## GIVEN REQUEST:
Copy out every line that contains "实际住宅物业价格指数".
* * * * * * * * *
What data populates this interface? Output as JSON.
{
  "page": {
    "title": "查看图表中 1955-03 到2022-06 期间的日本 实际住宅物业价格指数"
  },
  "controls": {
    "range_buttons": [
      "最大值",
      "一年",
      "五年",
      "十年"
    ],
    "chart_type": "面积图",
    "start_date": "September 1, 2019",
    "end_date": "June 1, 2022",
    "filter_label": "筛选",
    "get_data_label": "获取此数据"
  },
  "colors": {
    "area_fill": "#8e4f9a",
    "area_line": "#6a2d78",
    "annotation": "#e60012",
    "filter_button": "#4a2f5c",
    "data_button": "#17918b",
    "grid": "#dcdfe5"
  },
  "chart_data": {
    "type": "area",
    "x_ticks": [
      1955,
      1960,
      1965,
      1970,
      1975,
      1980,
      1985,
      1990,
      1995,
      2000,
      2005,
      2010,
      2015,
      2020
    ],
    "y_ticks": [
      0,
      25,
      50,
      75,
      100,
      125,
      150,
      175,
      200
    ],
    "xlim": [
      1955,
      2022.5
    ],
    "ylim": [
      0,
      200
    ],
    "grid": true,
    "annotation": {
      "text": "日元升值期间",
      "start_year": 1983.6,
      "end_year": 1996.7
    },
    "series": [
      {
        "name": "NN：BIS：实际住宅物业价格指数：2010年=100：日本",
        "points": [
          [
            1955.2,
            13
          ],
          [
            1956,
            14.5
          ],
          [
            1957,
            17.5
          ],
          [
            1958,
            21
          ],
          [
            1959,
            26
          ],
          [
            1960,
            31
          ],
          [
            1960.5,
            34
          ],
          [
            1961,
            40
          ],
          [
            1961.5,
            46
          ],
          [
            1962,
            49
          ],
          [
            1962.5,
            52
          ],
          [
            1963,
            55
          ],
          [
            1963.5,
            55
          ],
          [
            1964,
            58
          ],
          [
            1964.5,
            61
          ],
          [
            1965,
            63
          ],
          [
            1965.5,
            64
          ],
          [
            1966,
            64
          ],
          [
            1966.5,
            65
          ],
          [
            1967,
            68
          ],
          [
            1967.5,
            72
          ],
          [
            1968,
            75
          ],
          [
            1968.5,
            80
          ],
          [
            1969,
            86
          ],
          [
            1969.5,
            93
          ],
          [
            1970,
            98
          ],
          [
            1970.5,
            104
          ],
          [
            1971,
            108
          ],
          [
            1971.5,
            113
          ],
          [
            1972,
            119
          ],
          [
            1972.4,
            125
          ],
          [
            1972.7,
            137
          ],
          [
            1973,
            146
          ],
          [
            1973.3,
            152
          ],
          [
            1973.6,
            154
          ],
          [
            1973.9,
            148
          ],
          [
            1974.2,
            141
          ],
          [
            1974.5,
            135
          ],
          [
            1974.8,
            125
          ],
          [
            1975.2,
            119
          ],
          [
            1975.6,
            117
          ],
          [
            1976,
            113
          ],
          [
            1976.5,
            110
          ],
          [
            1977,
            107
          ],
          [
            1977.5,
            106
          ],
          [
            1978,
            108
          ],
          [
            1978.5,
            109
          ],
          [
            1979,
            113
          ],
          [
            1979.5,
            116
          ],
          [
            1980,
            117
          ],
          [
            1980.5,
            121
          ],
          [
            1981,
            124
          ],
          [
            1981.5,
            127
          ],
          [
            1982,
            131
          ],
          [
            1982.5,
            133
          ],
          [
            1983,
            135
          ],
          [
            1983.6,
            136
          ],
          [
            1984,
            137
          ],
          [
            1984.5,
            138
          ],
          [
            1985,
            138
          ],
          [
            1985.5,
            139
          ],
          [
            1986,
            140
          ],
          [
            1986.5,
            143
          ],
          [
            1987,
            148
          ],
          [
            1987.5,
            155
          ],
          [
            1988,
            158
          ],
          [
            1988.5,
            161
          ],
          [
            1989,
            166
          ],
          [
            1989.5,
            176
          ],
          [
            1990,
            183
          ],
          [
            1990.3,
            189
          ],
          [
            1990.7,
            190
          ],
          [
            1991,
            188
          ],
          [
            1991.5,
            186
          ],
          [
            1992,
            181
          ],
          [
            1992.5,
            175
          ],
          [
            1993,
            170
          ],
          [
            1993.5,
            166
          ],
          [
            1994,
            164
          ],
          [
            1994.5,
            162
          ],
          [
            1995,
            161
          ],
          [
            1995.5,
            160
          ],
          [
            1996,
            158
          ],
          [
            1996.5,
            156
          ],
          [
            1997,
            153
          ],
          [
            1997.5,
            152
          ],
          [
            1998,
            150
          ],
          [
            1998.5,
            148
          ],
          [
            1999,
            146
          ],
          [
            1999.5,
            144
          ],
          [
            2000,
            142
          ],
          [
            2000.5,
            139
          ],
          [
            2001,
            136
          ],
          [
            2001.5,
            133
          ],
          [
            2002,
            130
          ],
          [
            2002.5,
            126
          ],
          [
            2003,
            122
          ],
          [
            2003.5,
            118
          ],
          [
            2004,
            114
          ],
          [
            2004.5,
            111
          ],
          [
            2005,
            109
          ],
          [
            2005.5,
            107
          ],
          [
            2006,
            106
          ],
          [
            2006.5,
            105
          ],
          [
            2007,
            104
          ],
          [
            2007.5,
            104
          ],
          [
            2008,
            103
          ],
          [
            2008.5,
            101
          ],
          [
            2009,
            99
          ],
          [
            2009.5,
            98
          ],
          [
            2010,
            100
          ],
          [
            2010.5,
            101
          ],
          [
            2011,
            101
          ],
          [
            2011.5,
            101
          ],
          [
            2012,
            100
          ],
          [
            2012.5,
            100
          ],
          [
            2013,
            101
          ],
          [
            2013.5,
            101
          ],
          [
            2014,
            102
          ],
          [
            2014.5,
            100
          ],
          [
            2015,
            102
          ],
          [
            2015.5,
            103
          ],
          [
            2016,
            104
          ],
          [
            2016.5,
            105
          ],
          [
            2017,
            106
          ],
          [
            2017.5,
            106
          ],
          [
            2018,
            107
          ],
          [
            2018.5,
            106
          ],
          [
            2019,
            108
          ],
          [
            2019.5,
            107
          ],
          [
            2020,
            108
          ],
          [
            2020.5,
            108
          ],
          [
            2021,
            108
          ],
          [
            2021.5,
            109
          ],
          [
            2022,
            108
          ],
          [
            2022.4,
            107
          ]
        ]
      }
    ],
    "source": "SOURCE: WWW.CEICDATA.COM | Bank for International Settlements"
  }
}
* * * * * * * * *
## ANSWER FOR THIS EXERCISE:
    "title": "查看图表中 1955-03 到2022-06 期间的日本 实际住宅物业价格指数"
        "name": "NN：BIS：实际住宅物业价格指数：2010年=100：日本",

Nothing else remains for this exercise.